▶ _What you will do_
Identify the lines containing the word "JSON". Copy each one.

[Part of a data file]
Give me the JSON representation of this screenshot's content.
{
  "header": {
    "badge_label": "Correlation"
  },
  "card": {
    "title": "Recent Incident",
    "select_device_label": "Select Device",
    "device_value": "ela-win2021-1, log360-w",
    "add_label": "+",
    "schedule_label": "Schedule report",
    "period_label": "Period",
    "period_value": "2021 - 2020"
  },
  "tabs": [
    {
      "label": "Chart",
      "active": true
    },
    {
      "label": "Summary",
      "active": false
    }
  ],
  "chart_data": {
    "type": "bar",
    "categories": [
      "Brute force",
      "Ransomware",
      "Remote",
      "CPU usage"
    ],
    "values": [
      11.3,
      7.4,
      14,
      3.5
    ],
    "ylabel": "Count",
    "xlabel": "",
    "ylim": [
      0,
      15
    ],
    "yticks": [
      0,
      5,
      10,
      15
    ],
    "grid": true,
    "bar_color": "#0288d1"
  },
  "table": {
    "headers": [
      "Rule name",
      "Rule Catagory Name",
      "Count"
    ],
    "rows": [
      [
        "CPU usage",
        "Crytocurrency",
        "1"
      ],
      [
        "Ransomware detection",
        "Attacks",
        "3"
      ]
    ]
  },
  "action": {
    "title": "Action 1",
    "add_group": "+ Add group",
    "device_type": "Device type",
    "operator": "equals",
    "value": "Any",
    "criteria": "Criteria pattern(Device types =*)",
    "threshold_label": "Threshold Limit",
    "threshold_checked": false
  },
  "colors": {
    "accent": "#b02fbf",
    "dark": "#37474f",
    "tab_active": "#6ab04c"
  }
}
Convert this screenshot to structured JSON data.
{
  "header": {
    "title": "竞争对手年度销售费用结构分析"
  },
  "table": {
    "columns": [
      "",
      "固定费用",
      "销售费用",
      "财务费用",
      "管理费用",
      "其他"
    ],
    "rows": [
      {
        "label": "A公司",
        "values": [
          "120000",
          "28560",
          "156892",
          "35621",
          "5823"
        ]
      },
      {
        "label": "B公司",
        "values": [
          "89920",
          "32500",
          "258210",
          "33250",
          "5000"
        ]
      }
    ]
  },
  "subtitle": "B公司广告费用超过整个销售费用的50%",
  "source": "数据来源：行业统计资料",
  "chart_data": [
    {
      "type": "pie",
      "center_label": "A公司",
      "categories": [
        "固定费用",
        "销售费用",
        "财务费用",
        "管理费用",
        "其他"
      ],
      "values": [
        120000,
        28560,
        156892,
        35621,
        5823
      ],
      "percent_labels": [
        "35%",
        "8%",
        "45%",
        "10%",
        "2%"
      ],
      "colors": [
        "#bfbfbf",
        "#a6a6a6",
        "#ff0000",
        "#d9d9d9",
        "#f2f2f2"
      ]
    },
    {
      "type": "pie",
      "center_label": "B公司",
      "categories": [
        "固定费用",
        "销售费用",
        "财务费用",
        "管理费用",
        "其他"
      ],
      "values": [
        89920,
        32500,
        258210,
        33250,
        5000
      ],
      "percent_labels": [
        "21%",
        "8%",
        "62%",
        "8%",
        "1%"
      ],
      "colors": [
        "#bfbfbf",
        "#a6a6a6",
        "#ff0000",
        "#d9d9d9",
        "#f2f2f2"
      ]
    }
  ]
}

▶ _Solution_
Give me the JSON representation of this screenshot's content.
Convert this screenshot to structured JSON data.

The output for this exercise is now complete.